Source data
.....

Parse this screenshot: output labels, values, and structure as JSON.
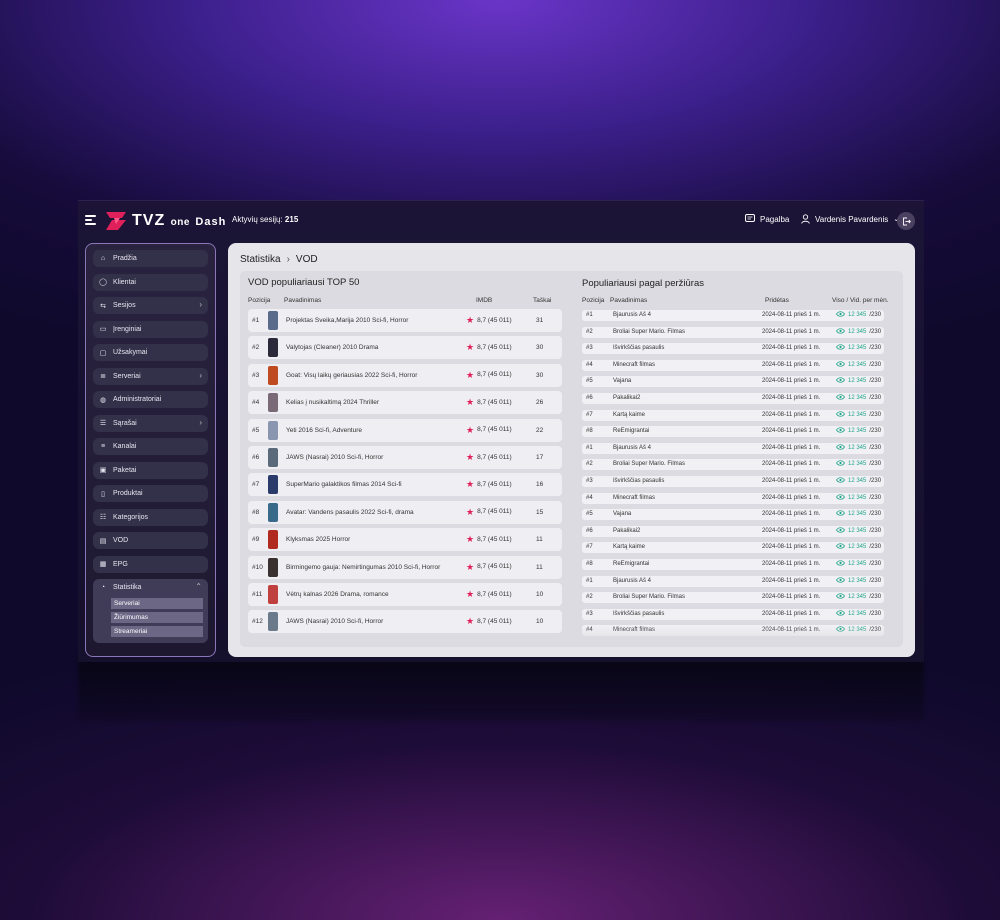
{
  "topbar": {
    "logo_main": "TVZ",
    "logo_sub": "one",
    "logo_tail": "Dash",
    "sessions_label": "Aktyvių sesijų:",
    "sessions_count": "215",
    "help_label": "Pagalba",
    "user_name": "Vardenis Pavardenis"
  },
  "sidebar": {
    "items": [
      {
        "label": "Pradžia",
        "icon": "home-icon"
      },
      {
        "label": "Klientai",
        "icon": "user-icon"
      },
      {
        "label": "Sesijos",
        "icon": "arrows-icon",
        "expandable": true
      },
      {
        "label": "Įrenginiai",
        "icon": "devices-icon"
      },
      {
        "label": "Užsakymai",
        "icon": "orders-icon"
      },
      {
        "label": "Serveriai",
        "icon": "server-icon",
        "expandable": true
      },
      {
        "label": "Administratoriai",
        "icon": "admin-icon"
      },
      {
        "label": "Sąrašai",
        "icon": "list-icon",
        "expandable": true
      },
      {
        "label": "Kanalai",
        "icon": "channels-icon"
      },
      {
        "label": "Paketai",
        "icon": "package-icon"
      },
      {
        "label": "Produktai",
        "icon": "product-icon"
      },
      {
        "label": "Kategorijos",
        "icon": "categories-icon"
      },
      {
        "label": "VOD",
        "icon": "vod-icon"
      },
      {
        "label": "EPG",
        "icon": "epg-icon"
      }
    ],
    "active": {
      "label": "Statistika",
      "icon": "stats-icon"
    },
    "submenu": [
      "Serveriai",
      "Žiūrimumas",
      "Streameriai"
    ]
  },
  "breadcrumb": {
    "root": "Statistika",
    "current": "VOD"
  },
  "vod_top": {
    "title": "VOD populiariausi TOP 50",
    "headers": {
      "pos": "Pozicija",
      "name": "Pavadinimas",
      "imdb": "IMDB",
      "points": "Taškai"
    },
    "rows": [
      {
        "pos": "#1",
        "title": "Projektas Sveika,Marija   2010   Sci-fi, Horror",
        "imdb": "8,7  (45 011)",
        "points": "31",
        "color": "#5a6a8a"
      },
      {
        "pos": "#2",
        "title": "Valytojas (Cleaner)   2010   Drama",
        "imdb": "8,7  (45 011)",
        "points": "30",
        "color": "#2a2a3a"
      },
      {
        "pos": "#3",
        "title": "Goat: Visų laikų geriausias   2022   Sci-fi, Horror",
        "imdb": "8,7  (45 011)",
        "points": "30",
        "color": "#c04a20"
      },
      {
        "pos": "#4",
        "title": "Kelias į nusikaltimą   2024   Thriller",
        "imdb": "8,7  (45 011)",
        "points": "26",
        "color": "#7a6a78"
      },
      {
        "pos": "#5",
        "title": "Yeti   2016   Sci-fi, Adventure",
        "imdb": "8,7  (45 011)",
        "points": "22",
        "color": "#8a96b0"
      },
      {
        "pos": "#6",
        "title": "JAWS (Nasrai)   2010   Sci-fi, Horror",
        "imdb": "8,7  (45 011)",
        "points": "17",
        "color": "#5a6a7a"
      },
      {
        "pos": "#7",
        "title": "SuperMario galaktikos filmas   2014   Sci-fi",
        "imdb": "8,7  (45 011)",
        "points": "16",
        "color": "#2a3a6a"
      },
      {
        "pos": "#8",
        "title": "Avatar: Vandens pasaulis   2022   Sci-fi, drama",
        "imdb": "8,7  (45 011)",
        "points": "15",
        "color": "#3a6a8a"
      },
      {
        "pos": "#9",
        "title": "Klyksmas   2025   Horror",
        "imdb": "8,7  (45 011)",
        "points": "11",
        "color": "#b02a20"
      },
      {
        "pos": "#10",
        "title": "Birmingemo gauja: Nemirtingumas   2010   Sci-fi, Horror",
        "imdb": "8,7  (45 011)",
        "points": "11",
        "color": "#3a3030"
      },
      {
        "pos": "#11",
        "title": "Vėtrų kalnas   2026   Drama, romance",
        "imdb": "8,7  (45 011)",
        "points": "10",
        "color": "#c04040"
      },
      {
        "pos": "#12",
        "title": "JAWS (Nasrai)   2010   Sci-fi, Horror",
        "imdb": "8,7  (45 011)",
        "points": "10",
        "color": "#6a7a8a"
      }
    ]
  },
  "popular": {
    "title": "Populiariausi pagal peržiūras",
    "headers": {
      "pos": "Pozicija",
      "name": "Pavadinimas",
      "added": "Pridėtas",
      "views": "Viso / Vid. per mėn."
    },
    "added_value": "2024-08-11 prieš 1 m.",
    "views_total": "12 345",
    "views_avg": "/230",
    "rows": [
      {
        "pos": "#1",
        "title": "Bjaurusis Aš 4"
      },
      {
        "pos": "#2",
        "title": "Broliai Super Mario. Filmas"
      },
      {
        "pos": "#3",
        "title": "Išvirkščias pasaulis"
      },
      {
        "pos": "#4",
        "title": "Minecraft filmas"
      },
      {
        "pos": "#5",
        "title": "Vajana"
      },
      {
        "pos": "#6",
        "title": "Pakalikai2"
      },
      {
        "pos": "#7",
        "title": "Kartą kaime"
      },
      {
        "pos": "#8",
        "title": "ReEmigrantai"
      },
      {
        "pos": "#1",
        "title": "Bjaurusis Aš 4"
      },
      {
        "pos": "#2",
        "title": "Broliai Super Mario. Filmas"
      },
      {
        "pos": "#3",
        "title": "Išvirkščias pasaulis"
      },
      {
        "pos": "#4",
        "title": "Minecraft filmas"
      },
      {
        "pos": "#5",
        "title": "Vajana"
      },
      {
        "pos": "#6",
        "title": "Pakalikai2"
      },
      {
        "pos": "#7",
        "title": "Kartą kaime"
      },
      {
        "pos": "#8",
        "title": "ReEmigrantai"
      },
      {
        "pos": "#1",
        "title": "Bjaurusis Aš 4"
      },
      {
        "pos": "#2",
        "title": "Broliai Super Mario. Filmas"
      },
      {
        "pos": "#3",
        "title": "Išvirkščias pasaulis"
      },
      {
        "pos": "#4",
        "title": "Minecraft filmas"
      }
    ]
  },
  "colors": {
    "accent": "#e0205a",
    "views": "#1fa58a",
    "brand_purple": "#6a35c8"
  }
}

.....

Your instructions:
Give an exact reproduction of every line, leaving out any picture.

Full response:
Parse this screenshot: output labels, values, and structure as JSON.
{
  "topbar": {
    "logo_main": "TVZ",
    "logo_sub": "one",
    "logo_tail": "Dash",
    "sessions_label": "Aktyvių sesijų:",
    "sessions_count": "215",
    "help_label": "Pagalba",
    "user_name": "Vardenis Pavardenis"
  },
  "sidebar": {
    "items": [
      {
        "label": "Pradžia",
        "icon": "home-icon"
      },
      {
        "label": "Klientai",
        "icon": "user-icon"
      },
      {
        "label": "Sesijos",
        "icon": "arrows-icon",
        "expandable": true
      },
      {
        "label": "Įrenginiai",
        "icon": "devices-icon"
      },
      {
        "label": "Užsakymai",
        "icon": "orders-icon"
      },
      {
        "label": "Serveriai",
        "icon": "server-icon",
        "expandable": true
      },
      {
        "label": "Administratoriai",
        "icon": "admin-icon"
      },
      {
        "label": "Sąrašai",
        "icon": "list-icon",
        "expandable": true
      },
      {
        "label": "Kanalai",
        "icon": "channels-icon"
      },
      {
        "label": "Paketai",
        "icon": "package-icon"
      },
      {
        "label": "Produktai",
        "icon": "product-icon"
      },
      {
        "label": "Kategorijos",
        "icon": "categories-icon"
      },
      {
        "label": "VOD",
        "icon": "vod-icon"
      },
      {
        "label": "EPG",
        "icon": "epg-icon"
      }
    ],
    "active": {
      "label": "Statistika",
      "icon": "stats-icon"
    },
    "submenu": [
      "Serveriai",
      "Žiūrimumas",
      "Streameriai"
    ]
  },
  "breadcrumb": {
    "root": "Statistika",
    "current": "VOD"
  },
  "vod_top": {
    "title": "VOD populiariausi TOP 50",
    "headers": {
      "pos": "Pozicija",
      "name": "Pavadinimas",
      "imdb": "IMDB",
      "points": "Taškai"
    },
    "rows": [
      {
        "pos": "#1",
        "title": "Projektas Sveika,Marija   2010   Sci-fi, Horror",
        "imdb": "8,7  (45 011)",
        "points": "31",
        "color": "#5a6a8a"
      },
      {
        "pos": "#2",
        "title": "Valytojas (Cleaner)   2010   Drama",
        "imdb": "8,7  (45 011)",
        "points": "30",
        "color": "#2a2a3a"
      },
      {
        "pos": "#3",
        "title": "Goat: Visų laikų geriausias   2022   Sci-fi, Horror",
        "imdb": "8,7  (45 011)",
        "points": "30",
        "color": "#c04a20"
      },
      {
        "pos": "#4",
        "title": "Kelias į nusikaltimą   2024   Thriller",
        "imdb": "8,7  (45 011)",
        "points": "26",
        "color": "#7a6a78"
      },
      {
        "pos": "#5",
        "title": "Yeti   2016   Sci-fi, Adventure",
        "imdb": "8,7  (45 011)",
        "points": "22",
        "color": "#8a96b0"
      },
      {
        "pos": "#6",
        "title": "JAWS (Nasrai)   2010   Sci-fi, Horror",
        "imdb": "8,7  (45 011)",
        "points": "17",
        "color": "#5a6a7a"
      },
      {
        "pos": "#7",
        "title": "SuperMario galaktikos filmas   2014   Sci-fi",
        "imdb": "8,7  (45 011)",
        "points": "16",
        "color": "#2a3a6a"
      },
      {
        "pos": "#8",
        "title": "Avatar: Vandens pasaulis   2022   Sci-fi, drama",
        "imdb": "8,7  (45 011)",
        "points": "15",
        "color": "#3a6a8a"
      },
      {
        "pos": "#9",
        "title": "Klyksmas   2025   Horror",
        "imdb": "8,7  (45 011)",
        "points": "11",
        "color": "#b02a20"
      },
      {
        "pos": "#10",
        "title": "Birmingemo gauja: Nemirtingumas   2010   Sci-fi, Horror",
        "imdb": "8,7  (45 011)",
        "points": "11",
        "color": "#3a3030"
      },
      {
        "pos": "#11",
        "title": "Vėtrų kalnas   2026   Drama, romance",
        "imdb": "8,7  (45 011)",
        "points": "10",
        "color": "#c04040"
      },
      {
        "pos": "#12",
        "title": "JAWS (Nasrai)   2010   Sci-fi, Horror",
        "imdb": "8,7  (45 011)",
        "points": "10",
        "color": "#6a7a8a"
      }
    ]
  },
  "popular": {
    "title": "Populiariausi pagal peržiūras",
    "headers": {
      "pos": "Pozicija",
      "name": "Pavadinimas",
      "added": "Pridėtas",
      "views": "Viso / Vid. per mėn."
    },
    "added_value": "2024-08-11 prieš 1 m.",
    "views_total": "12 345",
    "views_avg": "/230",
    "rows": [
      {
        "pos": "#1",
        "title": "Bjaurusis Aš 4"
      },
      {
        "pos": "#2",
        "title": "Broliai Super Mario. Filmas"
      },
      {
        "pos": "#3",
        "title": "Išvirkščias pasaulis"
      },
      {
        "pos": "#4",
        "title": "Minecraft filmas"
      },
      {
        "pos": "#5",
        "title": "Vajana"
      },
      {
        "pos": "#6",
        "title": "Pakalikai2"
      },
      {
        "pos": "#7",
        "title": "Kartą kaime"
      },
      {
        "pos": "#8",
        "title": "ReEmigrantai"
      },
      {
        "pos": "#1",
        "title": "Bjaurusis Aš 4"
      },
      {
        "pos": "#2",
        "title": "Broliai Super Mario. Filmas"
      },
      {
        "pos": "#3",
        "title": "Išvirkščias pasaulis"
      },
      {
        "pos": "#4",
        "title": "Minecraft filmas"
      },
      {
        "pos": "#5",
        "title": "Vajana"
      },
      {
        "pos": "#6",
        "title": "Pakalikai2"
      },
      {
        "pos": "#7",
        "title": "Kartą kaime"
      },
      {
        "pos": "#8",
        "title": "ReEmigrantai"
      },
      {
        "pos": "#1",
        "title": "Bjaurusis Aš 4"
      },
      {
        "pos": "#2",
        "title": "Broliai Super Mario. Filmas"
      },
      {
        "pos": "#3",
        "title": "Išvirkščias pasaulis"
      },
      {
        "pos": "#4",
        "title": "Minecraft filmas"
      }
    ]
  },
  "colors": {
    "accent": "#e0205a",
    "views": "#1fa58a",
    "brand_purple": "#6a35c8"
  }
}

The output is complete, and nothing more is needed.